| Data records |
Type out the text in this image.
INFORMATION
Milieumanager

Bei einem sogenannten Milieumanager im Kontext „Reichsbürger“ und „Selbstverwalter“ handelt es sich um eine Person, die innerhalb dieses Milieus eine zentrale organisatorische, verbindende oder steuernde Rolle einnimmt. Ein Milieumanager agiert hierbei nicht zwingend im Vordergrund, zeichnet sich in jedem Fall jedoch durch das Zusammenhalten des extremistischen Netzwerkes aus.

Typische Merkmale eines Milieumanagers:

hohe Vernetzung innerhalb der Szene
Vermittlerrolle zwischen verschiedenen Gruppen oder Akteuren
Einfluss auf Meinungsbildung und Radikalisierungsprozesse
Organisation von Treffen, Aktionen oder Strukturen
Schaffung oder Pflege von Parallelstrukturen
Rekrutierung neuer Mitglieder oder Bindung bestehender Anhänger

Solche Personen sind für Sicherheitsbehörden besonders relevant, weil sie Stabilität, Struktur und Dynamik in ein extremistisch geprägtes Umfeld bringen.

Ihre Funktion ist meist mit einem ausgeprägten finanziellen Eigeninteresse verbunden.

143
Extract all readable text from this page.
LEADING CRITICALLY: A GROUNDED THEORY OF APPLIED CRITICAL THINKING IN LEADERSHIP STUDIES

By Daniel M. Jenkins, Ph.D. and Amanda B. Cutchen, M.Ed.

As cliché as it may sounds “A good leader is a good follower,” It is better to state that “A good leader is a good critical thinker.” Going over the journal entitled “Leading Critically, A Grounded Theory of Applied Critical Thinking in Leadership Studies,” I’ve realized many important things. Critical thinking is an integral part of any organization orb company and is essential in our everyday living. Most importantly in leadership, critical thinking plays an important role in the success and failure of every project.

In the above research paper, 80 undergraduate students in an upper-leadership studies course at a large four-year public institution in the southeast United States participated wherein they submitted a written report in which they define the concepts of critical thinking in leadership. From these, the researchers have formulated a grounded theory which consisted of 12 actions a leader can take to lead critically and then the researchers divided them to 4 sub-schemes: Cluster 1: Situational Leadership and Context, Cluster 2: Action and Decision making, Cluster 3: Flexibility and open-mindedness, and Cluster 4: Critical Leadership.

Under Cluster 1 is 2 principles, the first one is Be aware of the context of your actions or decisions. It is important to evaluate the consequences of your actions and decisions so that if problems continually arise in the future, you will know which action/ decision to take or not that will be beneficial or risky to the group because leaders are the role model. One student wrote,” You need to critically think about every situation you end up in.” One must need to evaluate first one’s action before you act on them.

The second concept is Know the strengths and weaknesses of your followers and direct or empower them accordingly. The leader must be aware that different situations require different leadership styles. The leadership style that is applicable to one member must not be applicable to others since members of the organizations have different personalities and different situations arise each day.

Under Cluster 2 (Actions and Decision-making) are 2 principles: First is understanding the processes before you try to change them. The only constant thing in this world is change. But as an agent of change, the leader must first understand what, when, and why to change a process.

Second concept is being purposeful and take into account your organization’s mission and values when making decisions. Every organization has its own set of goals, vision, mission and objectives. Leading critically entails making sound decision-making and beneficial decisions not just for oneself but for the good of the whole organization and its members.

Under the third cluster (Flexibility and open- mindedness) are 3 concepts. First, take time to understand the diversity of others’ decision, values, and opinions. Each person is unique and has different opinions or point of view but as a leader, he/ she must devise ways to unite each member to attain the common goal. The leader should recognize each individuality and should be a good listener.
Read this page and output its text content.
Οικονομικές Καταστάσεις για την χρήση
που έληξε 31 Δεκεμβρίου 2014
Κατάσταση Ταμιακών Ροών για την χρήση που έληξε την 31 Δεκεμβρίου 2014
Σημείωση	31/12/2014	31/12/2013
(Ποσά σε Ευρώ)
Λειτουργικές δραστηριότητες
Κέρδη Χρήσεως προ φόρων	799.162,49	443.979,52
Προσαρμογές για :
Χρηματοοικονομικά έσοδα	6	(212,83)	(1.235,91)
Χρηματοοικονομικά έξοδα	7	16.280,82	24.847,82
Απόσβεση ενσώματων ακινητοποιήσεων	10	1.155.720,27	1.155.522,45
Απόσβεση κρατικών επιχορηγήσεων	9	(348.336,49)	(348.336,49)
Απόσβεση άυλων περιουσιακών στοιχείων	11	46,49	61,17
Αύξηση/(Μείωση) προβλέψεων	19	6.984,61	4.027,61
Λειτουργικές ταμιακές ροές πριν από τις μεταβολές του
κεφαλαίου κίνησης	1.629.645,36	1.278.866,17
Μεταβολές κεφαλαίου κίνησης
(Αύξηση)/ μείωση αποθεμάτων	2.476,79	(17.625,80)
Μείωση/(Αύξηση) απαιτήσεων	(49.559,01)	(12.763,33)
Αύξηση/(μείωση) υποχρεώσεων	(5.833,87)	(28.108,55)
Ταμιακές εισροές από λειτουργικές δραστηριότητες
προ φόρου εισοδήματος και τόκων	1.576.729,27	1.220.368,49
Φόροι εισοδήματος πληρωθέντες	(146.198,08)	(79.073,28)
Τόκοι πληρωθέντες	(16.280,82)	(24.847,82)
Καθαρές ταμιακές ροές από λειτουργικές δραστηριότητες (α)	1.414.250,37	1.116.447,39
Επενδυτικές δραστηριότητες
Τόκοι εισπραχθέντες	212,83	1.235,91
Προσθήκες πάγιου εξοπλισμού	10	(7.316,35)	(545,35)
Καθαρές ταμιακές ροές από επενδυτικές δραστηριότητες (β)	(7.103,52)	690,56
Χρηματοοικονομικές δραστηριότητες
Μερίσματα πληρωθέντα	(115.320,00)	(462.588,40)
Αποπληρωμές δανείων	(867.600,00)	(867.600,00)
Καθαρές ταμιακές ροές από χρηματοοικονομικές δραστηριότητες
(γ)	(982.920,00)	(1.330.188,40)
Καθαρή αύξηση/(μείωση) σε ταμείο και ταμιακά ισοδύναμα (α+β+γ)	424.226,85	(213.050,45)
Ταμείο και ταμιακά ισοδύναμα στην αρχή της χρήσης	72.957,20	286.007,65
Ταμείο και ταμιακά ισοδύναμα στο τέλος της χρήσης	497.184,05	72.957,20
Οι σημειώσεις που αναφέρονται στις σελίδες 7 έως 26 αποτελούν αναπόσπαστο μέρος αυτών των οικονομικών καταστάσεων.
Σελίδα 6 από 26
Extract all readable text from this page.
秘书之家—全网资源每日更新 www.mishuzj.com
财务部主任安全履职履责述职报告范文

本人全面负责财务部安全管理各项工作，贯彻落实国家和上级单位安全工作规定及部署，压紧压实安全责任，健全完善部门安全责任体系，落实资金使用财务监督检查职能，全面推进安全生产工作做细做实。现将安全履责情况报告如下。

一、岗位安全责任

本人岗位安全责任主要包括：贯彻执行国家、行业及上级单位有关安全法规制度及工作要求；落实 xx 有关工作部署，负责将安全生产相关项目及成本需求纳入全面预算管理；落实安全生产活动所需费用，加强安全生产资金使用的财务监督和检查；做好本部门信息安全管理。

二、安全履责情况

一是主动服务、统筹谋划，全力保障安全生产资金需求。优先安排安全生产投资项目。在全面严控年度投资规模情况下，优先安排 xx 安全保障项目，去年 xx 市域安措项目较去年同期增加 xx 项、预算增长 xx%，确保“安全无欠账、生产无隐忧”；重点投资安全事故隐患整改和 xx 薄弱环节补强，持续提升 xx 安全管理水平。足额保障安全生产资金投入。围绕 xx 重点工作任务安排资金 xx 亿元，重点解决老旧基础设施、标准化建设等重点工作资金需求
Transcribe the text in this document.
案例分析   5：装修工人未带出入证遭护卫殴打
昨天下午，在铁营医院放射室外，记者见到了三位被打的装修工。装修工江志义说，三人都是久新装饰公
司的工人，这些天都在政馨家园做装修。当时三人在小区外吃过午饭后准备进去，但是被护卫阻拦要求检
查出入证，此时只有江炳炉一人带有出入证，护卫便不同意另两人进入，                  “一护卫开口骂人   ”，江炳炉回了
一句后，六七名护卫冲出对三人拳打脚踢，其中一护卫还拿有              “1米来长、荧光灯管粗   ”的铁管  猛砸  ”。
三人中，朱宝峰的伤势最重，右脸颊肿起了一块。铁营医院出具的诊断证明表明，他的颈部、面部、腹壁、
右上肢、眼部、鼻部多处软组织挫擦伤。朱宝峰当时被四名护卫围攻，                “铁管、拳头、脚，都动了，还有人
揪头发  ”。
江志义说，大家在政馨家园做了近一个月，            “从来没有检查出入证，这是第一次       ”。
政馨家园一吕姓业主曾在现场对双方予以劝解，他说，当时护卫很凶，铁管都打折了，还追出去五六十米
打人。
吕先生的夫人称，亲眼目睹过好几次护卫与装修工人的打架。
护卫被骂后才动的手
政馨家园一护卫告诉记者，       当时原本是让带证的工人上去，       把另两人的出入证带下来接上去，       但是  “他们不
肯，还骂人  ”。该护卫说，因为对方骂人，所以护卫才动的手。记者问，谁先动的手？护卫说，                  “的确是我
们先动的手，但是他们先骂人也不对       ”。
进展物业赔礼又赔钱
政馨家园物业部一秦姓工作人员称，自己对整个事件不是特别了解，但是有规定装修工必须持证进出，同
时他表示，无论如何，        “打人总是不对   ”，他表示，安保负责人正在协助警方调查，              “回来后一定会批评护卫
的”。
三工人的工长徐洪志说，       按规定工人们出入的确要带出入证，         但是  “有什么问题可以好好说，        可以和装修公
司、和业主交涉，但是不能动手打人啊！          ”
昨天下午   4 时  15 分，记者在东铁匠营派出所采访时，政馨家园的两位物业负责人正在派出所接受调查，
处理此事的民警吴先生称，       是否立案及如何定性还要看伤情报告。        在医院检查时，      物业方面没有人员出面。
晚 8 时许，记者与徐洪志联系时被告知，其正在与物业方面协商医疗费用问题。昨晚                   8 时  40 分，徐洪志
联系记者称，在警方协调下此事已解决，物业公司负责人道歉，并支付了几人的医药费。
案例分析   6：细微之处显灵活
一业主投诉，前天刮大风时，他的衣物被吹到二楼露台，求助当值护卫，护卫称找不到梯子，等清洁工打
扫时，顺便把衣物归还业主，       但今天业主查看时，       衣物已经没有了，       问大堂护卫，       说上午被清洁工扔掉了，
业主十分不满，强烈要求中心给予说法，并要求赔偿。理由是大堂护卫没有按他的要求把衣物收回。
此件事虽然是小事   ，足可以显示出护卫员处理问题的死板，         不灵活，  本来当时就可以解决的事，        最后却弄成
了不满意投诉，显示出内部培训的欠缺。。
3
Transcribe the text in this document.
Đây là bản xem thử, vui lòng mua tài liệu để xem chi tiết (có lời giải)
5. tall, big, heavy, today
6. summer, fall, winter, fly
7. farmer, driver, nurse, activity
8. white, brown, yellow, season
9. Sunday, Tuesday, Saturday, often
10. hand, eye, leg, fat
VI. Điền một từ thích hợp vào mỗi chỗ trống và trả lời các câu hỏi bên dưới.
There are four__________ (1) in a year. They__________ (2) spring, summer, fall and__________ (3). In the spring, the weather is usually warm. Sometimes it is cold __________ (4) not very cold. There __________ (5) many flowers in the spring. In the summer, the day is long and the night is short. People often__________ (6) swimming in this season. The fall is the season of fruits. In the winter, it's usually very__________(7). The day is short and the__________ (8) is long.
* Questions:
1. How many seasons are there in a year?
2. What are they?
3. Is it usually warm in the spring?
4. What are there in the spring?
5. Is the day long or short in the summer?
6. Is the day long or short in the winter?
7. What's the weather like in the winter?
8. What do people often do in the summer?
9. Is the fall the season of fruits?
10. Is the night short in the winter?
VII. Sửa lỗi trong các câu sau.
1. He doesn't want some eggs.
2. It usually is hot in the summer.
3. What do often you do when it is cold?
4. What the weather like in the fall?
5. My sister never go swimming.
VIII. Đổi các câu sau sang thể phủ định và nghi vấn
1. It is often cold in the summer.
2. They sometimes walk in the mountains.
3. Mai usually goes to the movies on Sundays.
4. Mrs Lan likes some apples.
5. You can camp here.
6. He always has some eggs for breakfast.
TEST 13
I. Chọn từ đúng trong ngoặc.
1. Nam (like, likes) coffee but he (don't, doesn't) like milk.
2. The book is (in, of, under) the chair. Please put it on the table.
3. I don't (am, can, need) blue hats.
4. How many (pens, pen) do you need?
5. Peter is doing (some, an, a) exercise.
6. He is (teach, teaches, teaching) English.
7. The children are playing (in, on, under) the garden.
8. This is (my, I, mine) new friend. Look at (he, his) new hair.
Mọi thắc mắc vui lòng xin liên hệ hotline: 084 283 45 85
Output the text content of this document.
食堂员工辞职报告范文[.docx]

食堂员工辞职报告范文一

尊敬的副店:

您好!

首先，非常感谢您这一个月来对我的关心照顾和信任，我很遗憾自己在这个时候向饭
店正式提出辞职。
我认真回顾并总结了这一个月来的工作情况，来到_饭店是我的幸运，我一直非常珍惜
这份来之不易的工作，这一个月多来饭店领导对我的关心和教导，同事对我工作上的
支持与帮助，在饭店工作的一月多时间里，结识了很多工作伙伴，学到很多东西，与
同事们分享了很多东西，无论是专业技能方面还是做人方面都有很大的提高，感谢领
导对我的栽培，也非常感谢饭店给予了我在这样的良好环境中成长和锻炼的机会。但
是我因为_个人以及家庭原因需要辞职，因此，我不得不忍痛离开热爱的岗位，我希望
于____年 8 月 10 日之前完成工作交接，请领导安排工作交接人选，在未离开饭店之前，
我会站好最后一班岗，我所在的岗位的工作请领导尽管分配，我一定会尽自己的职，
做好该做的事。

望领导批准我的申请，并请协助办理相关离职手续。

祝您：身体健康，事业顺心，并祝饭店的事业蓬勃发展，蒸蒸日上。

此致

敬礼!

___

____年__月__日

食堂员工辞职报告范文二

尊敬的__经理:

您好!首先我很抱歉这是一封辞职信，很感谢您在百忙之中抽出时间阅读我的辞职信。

| Task details |
Where a line of the material above holds the string "trong", copy that line.

| Result for this task |
VII. Sửa lỗi trong các câu sau.
I. Chọn từ đúng trong ngoặc.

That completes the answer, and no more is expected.